O Sr. Secretário de Estado interpelou o Dr. Vítor Poças quanto ao posicionamento concorrencial, no que toca ao abastecimento de matéria-prima, da indústria de pellets e painéis de madeira.

O Dr. Vítor Poças referiu a posição da AIMMP na condenação da utilização de madeira com qualidade para serração na indústria de pellets, considerando que essa é uma prática já ultrapassada, realçando o exemplo da empresa Briquetes Raro, associada e membro dos órgãos sociais da AIMMP, a qual pugna pela utilização exclusiva de subprodutos da primeira transformação na produção de pellets e briquetes de madeira.

O Secretária de Estado referiu ainda, que é intenção do governo privilegiar a instalação de centrais térmicas a biomassa, geridas por municípios ou empresas municipais, com vista a suprir as necessidades de calor dos locais em questão, providenciando a utilização de biomassa residual florestal e agrícola de forma deslocalizada. Esta decisão foi saudada pelos presentes.

• [Exercícios]:
#1 Transcreva literalmente a parte do excerto que começa nas palavras com "O Secretária de" e termina em "saudada pelos presentes.".
#2 Segundo o excerto, que empresa o Dr. Vítor Poças destacou como exemplo?

• [Dados para análise]:
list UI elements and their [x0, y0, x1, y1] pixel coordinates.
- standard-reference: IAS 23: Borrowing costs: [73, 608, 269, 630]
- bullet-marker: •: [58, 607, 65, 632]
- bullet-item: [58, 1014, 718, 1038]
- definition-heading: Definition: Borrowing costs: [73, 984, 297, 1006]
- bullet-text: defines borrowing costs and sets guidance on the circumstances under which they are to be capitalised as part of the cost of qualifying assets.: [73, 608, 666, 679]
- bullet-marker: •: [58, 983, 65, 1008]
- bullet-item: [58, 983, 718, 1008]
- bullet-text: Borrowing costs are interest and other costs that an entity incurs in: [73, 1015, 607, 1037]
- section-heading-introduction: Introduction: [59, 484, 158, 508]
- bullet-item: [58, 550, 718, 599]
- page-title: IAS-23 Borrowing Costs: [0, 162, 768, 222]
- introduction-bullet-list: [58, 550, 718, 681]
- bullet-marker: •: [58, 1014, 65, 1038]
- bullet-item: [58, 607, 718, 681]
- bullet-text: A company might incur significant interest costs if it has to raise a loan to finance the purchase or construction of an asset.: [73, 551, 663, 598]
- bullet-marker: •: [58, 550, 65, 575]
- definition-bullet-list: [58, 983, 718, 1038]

• [Respostas por tarefa]:
#1
O Secretária de Estado referiu ainda, que é intenção do governo privilegiar a instalação de centrais térmicas a biomassa, geridas por municípios ou empresas municipais, com vista a suprir as necessidades de calor dos locais em questão, providenciando a utilização de biomassa residual florestal e agrícola de forma deslocalizada. Esta decisão foi saudada pelos presentes.

#2 A empresa Briquetes Raro.